### JOB
Every line below that contains "JSON" is to be copied.

========================================================================

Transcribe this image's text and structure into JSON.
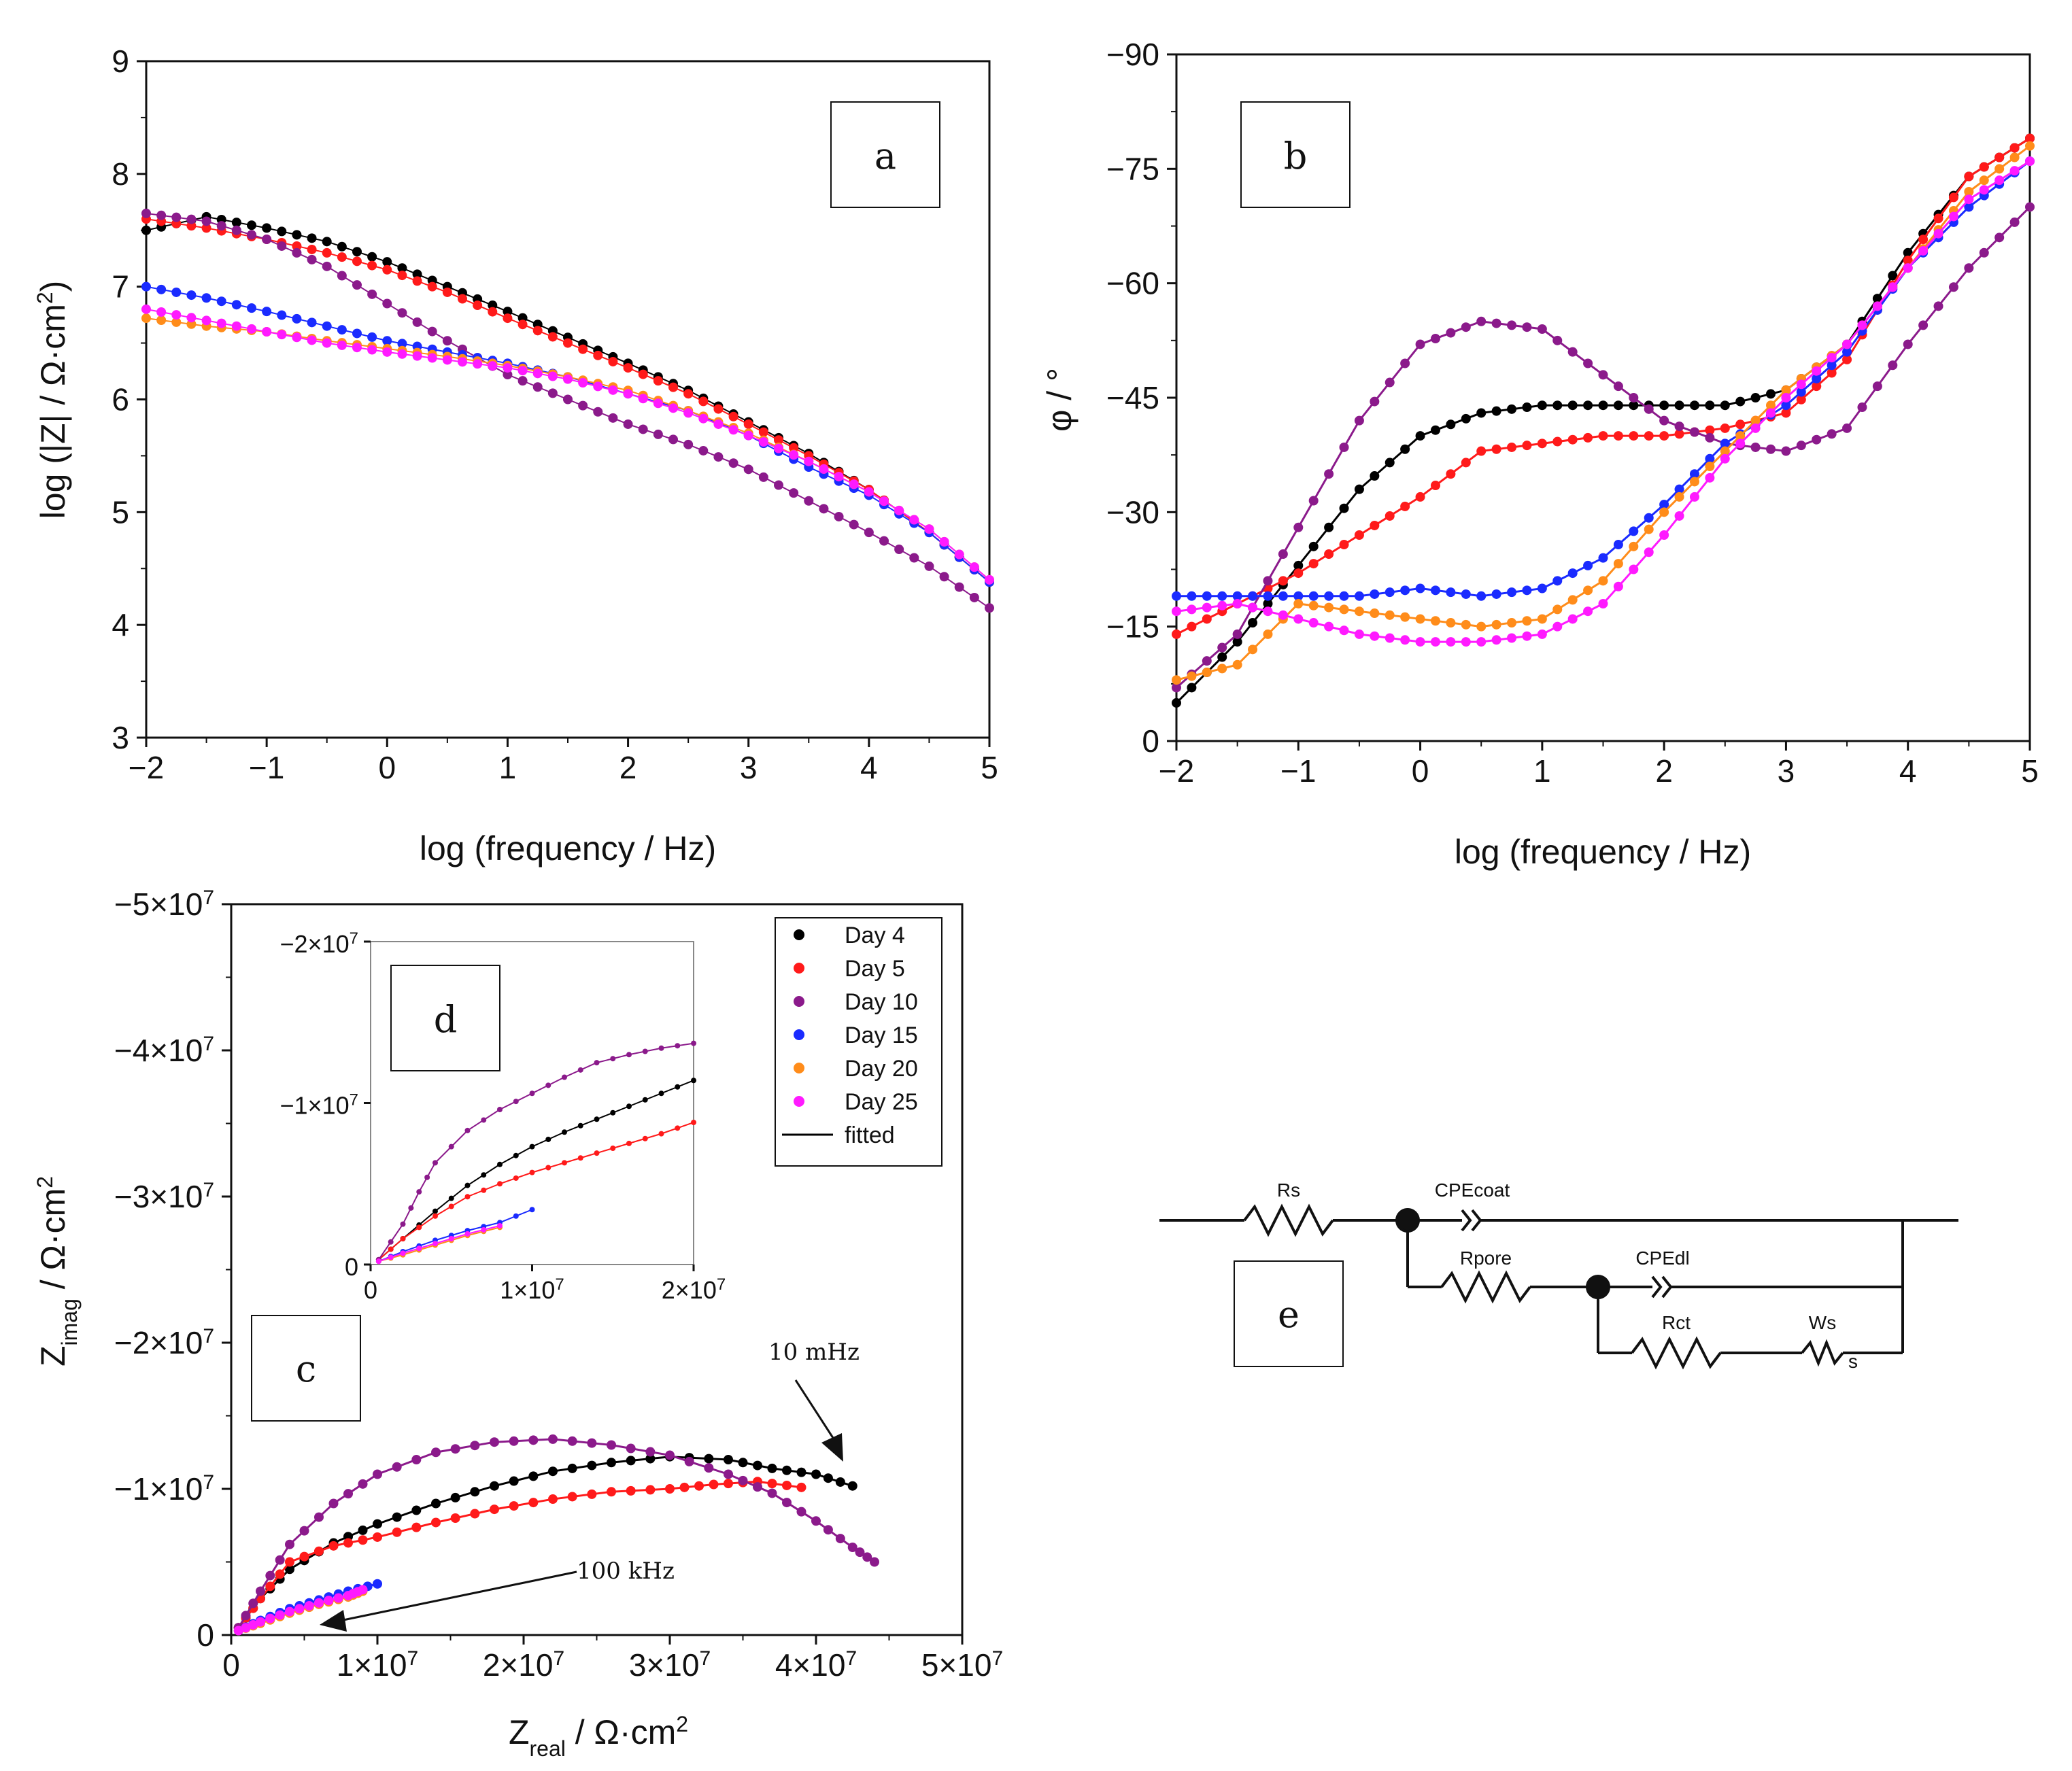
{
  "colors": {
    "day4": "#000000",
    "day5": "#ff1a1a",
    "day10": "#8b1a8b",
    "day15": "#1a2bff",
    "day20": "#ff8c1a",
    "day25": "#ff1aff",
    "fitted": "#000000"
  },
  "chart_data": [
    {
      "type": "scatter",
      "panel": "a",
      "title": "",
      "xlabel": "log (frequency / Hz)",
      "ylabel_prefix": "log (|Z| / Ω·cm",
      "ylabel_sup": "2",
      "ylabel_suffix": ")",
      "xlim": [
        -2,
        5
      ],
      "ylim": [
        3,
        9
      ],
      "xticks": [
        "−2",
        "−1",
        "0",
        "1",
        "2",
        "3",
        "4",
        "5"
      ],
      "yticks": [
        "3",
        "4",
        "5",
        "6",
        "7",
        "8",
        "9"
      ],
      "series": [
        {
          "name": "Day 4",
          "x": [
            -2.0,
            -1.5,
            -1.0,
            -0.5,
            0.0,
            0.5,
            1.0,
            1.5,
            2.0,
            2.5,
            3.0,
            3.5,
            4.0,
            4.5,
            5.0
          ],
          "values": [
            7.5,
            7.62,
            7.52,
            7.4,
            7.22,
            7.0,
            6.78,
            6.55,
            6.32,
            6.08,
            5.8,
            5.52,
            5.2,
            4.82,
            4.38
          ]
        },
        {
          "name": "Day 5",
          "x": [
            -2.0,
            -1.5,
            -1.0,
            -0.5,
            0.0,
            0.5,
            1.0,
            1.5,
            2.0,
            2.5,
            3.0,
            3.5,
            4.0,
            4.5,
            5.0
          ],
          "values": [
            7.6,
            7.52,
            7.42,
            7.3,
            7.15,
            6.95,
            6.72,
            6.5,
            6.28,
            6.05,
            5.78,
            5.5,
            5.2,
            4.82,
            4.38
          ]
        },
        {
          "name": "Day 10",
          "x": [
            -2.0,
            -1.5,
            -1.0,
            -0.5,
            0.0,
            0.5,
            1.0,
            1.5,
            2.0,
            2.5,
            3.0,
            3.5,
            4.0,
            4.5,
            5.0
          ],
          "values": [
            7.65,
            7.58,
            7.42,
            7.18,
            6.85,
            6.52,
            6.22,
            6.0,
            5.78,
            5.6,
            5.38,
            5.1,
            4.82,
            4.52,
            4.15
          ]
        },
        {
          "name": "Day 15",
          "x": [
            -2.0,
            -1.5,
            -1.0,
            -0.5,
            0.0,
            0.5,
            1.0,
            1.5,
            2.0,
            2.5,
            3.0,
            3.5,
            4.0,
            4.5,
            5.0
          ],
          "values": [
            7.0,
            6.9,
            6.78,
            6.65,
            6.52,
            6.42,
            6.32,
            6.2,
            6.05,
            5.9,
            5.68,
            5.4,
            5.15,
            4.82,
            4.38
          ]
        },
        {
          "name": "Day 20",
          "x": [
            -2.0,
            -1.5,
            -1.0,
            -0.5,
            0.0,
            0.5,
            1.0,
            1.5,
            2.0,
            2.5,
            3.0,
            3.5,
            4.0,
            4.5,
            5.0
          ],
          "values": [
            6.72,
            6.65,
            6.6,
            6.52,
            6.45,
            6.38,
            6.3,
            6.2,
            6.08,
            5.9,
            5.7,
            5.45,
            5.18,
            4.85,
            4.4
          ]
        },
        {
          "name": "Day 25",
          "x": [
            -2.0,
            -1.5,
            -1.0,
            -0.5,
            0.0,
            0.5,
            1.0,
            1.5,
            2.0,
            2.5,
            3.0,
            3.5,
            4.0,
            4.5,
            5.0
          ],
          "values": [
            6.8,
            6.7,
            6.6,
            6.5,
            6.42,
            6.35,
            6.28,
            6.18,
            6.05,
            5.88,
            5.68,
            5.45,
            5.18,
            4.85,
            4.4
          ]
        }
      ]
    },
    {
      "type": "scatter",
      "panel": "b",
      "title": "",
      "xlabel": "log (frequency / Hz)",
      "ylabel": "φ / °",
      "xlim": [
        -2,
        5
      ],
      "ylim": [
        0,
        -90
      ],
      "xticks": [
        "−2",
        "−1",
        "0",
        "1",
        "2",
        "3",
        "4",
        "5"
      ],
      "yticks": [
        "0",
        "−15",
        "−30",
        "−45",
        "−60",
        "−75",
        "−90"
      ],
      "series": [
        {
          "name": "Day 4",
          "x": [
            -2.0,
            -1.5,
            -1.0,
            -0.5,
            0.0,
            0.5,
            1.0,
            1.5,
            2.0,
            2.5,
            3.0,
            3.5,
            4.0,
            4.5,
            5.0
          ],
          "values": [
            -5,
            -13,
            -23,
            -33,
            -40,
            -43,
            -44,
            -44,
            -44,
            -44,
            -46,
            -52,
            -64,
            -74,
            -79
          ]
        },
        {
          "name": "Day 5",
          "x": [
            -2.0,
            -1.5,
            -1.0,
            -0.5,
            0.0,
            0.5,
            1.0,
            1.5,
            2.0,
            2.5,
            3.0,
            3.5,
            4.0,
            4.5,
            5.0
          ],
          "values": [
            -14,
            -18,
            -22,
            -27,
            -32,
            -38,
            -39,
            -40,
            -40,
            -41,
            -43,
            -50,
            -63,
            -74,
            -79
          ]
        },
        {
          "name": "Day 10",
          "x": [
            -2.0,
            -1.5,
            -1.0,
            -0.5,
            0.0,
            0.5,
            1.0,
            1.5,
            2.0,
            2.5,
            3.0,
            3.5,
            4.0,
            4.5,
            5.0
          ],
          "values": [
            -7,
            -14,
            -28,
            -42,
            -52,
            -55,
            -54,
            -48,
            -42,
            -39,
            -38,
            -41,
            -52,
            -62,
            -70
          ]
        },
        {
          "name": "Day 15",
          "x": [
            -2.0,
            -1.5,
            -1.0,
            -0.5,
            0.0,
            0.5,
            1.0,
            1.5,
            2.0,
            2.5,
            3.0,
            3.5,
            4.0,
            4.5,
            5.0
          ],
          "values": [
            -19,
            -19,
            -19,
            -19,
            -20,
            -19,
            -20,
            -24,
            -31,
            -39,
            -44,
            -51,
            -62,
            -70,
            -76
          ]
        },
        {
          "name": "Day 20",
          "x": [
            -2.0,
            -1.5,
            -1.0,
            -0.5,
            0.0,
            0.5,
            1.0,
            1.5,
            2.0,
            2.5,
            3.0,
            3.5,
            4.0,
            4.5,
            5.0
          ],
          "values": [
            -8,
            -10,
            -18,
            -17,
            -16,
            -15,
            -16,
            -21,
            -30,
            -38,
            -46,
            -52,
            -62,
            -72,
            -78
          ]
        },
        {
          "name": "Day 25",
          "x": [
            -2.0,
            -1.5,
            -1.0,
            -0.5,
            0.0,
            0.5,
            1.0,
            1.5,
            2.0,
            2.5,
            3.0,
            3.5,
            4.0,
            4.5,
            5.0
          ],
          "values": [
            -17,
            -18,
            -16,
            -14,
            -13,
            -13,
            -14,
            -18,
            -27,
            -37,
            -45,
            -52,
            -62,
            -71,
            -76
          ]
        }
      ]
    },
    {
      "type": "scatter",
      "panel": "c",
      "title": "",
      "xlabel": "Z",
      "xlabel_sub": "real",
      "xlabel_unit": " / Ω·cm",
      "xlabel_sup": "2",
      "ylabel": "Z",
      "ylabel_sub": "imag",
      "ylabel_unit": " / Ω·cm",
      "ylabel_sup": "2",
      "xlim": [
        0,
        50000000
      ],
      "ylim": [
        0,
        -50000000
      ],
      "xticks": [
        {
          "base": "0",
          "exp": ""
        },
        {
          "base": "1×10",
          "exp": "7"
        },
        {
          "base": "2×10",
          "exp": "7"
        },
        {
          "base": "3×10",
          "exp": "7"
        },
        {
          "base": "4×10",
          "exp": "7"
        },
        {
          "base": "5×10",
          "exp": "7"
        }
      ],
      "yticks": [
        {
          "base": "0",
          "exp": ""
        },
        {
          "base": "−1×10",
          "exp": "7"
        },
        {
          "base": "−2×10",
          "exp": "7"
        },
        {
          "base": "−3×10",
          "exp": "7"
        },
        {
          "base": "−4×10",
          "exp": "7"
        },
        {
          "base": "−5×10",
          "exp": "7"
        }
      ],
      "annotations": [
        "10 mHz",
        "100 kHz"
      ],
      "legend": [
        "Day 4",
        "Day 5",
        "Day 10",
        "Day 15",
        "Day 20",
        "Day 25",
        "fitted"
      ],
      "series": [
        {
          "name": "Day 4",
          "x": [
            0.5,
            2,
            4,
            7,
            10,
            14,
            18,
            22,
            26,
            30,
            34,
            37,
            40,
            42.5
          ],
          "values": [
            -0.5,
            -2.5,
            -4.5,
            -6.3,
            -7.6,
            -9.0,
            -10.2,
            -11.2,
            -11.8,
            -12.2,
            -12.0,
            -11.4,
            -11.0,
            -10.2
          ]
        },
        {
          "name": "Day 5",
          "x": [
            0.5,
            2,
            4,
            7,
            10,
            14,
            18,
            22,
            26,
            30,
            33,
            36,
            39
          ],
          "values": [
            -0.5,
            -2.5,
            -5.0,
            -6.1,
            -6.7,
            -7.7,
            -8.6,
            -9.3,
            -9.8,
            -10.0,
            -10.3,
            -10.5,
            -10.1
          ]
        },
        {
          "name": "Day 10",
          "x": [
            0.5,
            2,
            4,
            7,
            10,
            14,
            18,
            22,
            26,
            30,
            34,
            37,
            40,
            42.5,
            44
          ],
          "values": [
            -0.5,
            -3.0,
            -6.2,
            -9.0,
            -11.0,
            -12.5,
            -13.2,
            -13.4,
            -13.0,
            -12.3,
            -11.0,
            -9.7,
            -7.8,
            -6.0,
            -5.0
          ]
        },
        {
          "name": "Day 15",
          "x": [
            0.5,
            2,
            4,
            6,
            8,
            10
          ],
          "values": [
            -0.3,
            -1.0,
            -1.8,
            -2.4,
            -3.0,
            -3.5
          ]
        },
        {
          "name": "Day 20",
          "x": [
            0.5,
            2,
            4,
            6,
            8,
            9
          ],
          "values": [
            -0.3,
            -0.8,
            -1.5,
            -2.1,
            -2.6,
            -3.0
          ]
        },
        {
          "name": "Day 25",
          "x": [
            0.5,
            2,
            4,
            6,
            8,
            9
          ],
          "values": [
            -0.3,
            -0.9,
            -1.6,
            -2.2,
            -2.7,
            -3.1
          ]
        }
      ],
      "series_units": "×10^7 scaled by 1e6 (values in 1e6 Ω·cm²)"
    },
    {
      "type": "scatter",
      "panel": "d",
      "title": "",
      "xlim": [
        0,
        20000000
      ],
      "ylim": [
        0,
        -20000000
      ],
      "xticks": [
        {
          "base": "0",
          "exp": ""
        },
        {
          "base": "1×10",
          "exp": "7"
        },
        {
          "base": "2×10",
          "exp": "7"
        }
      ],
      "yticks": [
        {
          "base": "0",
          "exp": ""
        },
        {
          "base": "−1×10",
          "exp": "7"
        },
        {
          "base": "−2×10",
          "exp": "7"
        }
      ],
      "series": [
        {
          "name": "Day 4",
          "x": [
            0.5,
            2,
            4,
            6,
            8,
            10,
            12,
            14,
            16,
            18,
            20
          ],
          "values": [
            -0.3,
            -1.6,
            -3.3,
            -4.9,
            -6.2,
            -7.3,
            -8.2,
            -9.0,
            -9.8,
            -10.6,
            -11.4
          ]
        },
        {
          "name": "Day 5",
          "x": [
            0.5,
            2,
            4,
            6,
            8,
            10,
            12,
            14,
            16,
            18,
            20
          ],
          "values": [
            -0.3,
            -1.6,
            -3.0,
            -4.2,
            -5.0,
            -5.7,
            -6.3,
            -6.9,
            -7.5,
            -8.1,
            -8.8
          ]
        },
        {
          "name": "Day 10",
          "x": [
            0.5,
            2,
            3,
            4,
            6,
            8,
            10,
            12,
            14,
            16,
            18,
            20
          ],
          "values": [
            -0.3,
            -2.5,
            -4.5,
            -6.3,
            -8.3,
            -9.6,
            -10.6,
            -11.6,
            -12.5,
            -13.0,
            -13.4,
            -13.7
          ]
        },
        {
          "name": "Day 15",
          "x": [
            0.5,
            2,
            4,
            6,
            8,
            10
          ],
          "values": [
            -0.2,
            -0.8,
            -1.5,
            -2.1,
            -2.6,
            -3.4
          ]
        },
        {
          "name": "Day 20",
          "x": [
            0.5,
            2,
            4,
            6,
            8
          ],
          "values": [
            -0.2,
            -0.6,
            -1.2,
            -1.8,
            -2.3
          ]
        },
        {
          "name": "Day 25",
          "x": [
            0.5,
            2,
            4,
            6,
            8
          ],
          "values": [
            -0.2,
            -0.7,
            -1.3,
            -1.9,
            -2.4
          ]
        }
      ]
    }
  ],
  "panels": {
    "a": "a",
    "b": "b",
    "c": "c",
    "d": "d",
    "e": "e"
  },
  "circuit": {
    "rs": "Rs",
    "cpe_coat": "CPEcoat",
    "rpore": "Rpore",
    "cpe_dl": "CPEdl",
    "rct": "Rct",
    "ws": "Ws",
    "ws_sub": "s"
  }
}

========================================================================

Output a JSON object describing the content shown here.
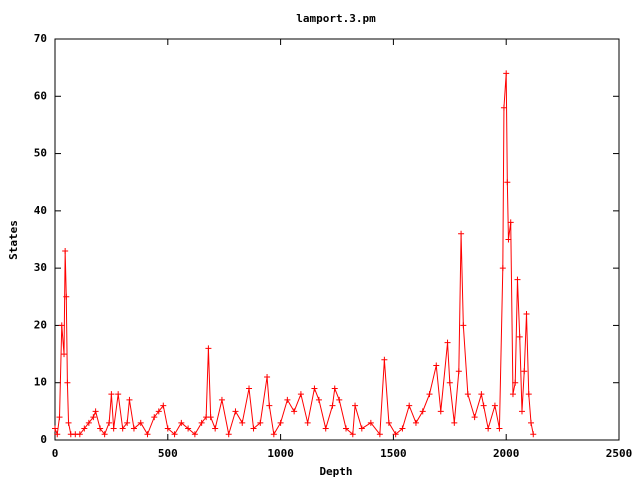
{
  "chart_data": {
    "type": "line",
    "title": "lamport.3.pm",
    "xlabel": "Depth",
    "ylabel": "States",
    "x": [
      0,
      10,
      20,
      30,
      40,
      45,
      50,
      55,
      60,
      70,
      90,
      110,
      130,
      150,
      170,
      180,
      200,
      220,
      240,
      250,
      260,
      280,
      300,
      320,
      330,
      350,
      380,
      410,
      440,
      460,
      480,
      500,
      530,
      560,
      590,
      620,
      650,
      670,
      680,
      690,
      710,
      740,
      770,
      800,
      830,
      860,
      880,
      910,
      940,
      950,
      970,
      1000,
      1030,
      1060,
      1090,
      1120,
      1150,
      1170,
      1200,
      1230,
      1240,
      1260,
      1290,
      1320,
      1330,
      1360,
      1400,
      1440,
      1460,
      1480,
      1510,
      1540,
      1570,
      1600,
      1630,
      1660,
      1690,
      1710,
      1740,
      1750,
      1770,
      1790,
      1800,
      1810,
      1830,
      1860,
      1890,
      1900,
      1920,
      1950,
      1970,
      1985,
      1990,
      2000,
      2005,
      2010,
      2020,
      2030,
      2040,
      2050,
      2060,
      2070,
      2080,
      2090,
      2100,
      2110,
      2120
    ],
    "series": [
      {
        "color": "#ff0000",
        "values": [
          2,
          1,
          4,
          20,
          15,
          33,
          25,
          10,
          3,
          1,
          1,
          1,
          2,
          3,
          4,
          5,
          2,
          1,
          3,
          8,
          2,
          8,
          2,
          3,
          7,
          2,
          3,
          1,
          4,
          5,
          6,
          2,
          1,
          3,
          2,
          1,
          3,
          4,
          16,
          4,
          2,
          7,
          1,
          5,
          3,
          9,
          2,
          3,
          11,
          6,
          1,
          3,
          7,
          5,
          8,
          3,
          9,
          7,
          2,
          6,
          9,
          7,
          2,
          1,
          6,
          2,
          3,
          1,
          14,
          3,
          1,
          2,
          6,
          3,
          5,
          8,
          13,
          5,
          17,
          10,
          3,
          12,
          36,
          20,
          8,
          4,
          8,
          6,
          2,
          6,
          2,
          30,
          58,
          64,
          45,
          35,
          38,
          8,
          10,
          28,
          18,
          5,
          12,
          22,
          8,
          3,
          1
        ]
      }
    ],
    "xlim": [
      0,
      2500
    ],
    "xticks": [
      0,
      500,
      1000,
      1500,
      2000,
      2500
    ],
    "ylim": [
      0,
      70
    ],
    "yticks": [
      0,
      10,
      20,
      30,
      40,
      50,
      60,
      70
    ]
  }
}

========================================================================

### COMPLETE OUTPUT
Transcribe this image's text and structure into JSON.
Output a JSON object describing the content shown here.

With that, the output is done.